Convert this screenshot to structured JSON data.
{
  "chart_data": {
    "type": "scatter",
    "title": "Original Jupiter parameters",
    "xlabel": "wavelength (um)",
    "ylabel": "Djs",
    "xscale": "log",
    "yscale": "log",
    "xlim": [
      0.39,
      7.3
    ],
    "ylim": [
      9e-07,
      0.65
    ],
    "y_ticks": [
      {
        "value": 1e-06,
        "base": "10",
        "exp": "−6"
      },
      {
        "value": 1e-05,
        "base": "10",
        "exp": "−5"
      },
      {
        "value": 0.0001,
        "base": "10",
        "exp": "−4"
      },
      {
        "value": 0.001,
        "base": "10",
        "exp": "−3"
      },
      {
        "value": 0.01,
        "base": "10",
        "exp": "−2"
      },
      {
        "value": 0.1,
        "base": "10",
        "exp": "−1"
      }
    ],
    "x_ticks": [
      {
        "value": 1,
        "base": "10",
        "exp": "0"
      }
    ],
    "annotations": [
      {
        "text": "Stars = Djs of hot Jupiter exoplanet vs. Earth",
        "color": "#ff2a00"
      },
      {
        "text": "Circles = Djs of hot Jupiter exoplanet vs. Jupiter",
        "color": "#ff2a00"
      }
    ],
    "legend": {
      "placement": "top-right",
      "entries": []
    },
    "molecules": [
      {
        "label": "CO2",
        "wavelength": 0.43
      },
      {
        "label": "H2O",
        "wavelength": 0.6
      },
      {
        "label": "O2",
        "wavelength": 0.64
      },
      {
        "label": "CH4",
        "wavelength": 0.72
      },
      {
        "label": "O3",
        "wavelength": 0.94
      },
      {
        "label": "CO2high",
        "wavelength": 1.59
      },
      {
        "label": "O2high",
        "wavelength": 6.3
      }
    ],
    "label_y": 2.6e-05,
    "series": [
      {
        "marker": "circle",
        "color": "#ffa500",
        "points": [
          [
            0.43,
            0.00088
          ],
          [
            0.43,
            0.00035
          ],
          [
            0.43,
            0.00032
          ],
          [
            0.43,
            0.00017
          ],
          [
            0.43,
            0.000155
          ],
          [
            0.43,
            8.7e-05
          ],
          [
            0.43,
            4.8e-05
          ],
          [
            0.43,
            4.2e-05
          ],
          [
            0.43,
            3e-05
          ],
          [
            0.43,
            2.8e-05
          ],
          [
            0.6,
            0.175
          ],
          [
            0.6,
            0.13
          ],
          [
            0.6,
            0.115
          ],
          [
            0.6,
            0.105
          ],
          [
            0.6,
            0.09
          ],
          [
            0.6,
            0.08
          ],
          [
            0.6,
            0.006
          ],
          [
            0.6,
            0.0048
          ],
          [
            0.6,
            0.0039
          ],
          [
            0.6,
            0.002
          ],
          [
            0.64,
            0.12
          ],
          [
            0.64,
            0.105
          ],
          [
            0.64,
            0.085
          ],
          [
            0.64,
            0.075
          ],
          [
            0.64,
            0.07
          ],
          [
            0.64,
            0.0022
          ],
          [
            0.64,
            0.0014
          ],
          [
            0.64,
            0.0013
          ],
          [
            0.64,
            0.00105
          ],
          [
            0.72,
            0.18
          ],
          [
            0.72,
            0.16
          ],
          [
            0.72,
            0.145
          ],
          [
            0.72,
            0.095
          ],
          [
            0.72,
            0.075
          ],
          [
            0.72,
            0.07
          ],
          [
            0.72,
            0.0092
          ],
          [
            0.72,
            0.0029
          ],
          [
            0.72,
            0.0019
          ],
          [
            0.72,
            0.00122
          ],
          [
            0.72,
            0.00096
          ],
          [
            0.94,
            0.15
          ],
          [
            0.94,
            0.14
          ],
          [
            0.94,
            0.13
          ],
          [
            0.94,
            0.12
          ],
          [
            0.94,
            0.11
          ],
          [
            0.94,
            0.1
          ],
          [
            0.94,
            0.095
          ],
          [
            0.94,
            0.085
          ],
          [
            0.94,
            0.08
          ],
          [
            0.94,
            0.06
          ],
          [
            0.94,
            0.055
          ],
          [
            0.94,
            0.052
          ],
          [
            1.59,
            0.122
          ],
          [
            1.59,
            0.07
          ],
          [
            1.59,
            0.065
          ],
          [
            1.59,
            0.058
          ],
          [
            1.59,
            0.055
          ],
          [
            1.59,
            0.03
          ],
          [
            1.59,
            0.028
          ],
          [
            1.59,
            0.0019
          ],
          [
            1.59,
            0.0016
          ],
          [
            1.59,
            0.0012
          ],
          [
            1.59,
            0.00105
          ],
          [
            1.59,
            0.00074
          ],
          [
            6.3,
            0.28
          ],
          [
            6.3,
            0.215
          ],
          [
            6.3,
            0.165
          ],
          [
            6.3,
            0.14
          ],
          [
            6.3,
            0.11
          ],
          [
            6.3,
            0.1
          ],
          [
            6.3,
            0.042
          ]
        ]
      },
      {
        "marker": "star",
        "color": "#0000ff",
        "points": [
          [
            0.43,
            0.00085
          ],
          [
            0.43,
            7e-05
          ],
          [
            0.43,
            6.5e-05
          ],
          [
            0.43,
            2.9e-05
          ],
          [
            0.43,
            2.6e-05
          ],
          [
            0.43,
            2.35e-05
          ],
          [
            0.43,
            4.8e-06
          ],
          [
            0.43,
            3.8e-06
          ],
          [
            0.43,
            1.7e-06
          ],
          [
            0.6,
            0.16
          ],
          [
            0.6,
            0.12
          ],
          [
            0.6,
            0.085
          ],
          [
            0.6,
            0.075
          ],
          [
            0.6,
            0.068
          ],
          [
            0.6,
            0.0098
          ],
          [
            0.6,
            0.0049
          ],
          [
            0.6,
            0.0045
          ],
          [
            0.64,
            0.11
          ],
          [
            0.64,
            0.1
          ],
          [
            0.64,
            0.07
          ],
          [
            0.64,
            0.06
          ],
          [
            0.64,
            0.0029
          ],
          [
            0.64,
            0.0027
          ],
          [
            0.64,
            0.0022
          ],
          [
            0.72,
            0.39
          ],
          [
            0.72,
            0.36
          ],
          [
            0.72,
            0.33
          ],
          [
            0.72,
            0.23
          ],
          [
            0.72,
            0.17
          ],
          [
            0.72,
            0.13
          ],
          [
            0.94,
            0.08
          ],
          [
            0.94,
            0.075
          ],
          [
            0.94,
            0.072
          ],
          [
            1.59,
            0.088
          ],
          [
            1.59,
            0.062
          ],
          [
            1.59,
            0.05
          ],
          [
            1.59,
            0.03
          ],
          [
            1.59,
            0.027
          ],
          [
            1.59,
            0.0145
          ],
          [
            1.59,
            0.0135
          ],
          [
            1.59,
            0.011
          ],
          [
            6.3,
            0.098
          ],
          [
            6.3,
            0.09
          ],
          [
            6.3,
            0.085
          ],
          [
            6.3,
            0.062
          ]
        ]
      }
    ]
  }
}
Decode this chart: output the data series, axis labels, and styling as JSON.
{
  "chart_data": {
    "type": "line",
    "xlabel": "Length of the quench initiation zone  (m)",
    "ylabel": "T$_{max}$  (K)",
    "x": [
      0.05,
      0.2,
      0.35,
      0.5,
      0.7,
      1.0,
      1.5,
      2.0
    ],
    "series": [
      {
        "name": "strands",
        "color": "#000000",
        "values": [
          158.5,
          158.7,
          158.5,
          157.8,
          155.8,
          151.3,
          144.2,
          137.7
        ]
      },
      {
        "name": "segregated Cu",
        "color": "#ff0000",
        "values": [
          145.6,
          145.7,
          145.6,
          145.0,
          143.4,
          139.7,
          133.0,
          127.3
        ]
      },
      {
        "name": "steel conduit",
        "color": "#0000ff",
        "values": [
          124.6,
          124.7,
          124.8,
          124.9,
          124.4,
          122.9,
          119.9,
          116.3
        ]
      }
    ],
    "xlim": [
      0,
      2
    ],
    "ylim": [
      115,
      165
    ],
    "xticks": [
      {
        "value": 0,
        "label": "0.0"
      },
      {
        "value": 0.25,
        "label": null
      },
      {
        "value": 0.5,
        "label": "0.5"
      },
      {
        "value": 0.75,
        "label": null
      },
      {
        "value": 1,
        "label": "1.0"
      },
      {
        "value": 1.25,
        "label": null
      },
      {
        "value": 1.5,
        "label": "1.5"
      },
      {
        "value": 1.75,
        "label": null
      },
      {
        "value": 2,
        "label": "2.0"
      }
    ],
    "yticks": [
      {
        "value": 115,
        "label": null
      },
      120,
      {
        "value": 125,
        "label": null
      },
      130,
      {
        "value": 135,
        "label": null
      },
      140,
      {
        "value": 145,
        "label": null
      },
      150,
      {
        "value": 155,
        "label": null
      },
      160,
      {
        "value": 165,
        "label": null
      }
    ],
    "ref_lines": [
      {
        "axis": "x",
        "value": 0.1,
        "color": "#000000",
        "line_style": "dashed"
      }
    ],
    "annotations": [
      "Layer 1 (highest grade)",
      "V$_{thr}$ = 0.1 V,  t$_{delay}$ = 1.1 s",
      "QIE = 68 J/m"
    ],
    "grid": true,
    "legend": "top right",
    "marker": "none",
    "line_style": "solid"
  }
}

━━━━━━━━

■ **EXERCISE TASK**:
Work out how many lines of the listing above include "right". Answer with the number and nothing more.

■ **EXERCISE ANSWER**:
2